_BRIEF_.
Could you resume the text on DNA stable isotope probing of methylotrophs, picking up right after its final sentence?

_TEXT_.
________________
In order to unravel the functional contributions of methylotrophs in microbial communities , cultivation-independent approaches are needed that can establish a direct link between phylogeny and function . Stable isotope probing (SIP) , a metabolic labeling approach with substrates enriched with heavy, nonradioactive isotopes, can fulfill these requirements. In a SIP experiment targeting methylotrophs, environmental material (e.g. water, soil or sediment) is incubated with a ¹³C-labeled C1 compound. Active methylotrophs that use this compound as a carbon source incorporate the heavy carbon atoms into their biomass, including and notably their DNA . Detection of ¹³C enrichment in biomarkers of specific organisms is therefore evidence for methylotrophic activity resulting in substrate assimilation. This approach was first described in combination with the investigation of microbial polar lipid derived fatty acids (PLFA), using isotope ratio mass spectrometry to detect the heavy isotopes [21]. The combination with metagenomics (DNA-SIP) followed 2 years later, and allowed the implementation of SIP with the classical approaches described above to detect active methylotrophs in the environment [22–26]. Compared to a PLFA-based approach, DNA-SIP offers better phylogenetic resolution and provides substantial functional information from the labeled DNA sequences (see e.g. [14, 15, 27]). Even the retrieval of whole genomes of the active methylotrophs is possible [28].

A SIP experiment employing ¹³C-labeled C1 compounds, followed by DNA extraction , typically results in a mix of heavy (¹³C-labeled) DNA from active methylotrophs and unlabeled light (¹²C) DNA from other organisms, including inactive methylotrophs. In this chapter, we outline requirements for a DNA-SIP experiment, describe the methods necessary for isolation and identification of the labeled DNA and give advice for troubleshooting and interpretation of subsequent results. In addition, we highlight strategies for the analysis of metagenomics DNA by high-throughput sequencing .
________________
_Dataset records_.
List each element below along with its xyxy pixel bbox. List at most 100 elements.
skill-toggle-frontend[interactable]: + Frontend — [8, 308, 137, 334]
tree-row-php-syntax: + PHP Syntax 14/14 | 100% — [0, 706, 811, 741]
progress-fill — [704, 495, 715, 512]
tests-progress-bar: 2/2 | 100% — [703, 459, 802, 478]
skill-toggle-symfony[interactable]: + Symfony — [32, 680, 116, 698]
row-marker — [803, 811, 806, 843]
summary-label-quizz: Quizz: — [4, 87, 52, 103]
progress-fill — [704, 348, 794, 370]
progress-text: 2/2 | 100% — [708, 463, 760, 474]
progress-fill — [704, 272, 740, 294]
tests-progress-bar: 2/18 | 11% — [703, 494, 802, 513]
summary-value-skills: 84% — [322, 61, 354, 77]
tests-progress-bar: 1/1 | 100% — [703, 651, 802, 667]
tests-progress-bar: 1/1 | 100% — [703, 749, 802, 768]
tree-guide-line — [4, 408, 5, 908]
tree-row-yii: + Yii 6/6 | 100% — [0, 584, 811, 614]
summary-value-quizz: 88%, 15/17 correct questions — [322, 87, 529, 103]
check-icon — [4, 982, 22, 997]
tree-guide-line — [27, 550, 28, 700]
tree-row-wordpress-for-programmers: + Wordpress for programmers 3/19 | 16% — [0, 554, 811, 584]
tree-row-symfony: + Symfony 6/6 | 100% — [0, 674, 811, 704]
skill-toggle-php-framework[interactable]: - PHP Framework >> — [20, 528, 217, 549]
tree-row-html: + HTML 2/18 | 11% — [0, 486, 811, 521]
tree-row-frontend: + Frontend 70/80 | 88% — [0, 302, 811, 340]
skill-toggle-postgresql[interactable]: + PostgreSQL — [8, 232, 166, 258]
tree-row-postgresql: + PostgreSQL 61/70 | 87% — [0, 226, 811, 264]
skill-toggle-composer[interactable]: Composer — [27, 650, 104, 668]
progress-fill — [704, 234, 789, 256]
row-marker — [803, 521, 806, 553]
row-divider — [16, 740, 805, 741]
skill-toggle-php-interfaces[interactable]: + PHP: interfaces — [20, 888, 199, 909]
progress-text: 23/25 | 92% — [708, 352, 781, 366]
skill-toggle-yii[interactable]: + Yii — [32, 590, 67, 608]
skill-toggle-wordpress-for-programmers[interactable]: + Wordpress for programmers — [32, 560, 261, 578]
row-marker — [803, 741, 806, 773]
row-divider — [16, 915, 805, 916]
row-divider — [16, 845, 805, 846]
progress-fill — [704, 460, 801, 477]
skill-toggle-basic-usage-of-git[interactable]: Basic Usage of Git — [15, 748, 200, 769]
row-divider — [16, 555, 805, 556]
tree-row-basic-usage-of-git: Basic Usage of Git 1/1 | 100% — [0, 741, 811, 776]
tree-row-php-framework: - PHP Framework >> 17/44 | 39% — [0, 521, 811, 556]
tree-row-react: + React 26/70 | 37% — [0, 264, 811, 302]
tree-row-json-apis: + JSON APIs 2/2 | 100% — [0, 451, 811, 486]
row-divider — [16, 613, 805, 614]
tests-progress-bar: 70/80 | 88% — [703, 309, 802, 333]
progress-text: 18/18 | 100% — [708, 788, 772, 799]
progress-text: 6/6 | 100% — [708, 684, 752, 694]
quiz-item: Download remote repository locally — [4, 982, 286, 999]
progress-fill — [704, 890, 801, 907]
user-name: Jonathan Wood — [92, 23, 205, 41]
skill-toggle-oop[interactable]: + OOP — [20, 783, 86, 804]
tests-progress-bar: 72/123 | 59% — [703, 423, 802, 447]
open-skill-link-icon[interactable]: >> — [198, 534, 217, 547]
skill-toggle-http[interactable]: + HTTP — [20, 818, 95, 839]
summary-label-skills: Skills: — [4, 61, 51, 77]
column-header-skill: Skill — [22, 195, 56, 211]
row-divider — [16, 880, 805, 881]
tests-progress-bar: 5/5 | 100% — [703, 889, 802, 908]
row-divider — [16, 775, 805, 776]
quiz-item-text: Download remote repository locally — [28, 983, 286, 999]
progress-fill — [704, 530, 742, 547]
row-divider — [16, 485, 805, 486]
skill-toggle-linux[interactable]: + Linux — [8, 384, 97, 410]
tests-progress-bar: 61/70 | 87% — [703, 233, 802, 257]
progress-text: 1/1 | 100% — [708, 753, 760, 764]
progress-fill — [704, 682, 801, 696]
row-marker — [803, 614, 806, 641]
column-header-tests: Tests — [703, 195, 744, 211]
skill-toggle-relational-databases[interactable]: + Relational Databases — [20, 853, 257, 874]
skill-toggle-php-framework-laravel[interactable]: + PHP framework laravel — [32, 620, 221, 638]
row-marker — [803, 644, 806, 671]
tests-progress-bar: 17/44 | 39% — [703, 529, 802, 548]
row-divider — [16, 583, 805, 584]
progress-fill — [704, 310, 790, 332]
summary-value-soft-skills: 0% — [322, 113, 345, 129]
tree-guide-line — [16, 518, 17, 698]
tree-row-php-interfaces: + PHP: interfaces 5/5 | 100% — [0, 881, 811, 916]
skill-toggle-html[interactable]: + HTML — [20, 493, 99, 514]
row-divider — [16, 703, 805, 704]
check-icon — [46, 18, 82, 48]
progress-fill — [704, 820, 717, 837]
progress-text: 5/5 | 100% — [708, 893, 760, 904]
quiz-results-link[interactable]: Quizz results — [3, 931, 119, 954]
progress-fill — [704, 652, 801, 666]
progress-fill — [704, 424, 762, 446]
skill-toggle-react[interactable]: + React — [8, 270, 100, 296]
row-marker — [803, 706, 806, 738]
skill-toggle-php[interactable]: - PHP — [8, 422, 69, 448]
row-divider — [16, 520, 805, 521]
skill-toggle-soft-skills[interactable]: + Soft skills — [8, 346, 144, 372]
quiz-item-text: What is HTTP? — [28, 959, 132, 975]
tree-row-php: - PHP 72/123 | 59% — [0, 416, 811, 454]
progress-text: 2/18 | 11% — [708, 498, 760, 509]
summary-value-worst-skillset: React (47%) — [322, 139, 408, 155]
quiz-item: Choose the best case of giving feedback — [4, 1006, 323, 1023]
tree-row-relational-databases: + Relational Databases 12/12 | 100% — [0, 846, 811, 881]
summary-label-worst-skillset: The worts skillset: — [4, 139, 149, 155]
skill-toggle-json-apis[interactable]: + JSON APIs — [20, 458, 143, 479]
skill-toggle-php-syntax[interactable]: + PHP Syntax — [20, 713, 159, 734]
________________
_TASK RESULT_.
Separation of heavy and light DNA is achieved in a density gradient because the substitution of ¹²C with ¹³C proportionally increases the density of DNA. Ultracentrifugation of the extracted DNA mix in a cesium chloride solution results in the migration of DNA according to its density within the gradient, forming bands of increasingly labeled DNA down the gradient. The density gradient is partitioned into a number of fractions, and the 16S rRNA gene profiles of the DNA recovered from each of these fractions are investigated via denaturing gradient gel electrophoresis (DGGE) [29]. This fingerprinting technique represents a straightforward method that separates PCR amplicons based on their GC content and sequence [14, 15].

The rRNA gene fingerprints are important to rapidly identify the fractions containing ¹³C-labeled DNA by comparison with corresponding fraction profiles from an unlabeled (¹²C) control incubation. These fractions containing DNA enriched with genetic material of the active methylotrophs can subsequently be used for sequence analysis, starting with amplicon sequencing targeting 16S rRNA genes and functional genes (e.g. pmoA, mxaF ), to obtain phylogenetic and functional information. If necessary, labeled DNA can be amplified by multiple displacement amplification (MDA) to obtain sufficient material prior to shotgun metagenomics [30], enabling a more in-depth functional investigation of active methylotrophs, including the potential for genome assembly even with very low quantities of labeled material.

2 Materials

Use analytical grade reagents and ultrapure water for the preparation of all solutions. For suspending DNA , use nuclease-free water. All solutions should be prepared and stored at room temperature, unless otherwise indicated.

2.1 Density Gradient Centrifugation Components

1. 1.

   EDTA solution: 0.5 M EDTA, pH 8.0. Dissolve 186.1 g of disodium ethylenediamine tetraacetate dihydrate (EDTA) in 900 mL of water. Add 2 M NaOH to adjust the pH to 8.0 (see Note 1 ) and make up to 1 L with water. Sterilize in an autoclave.

2. 2.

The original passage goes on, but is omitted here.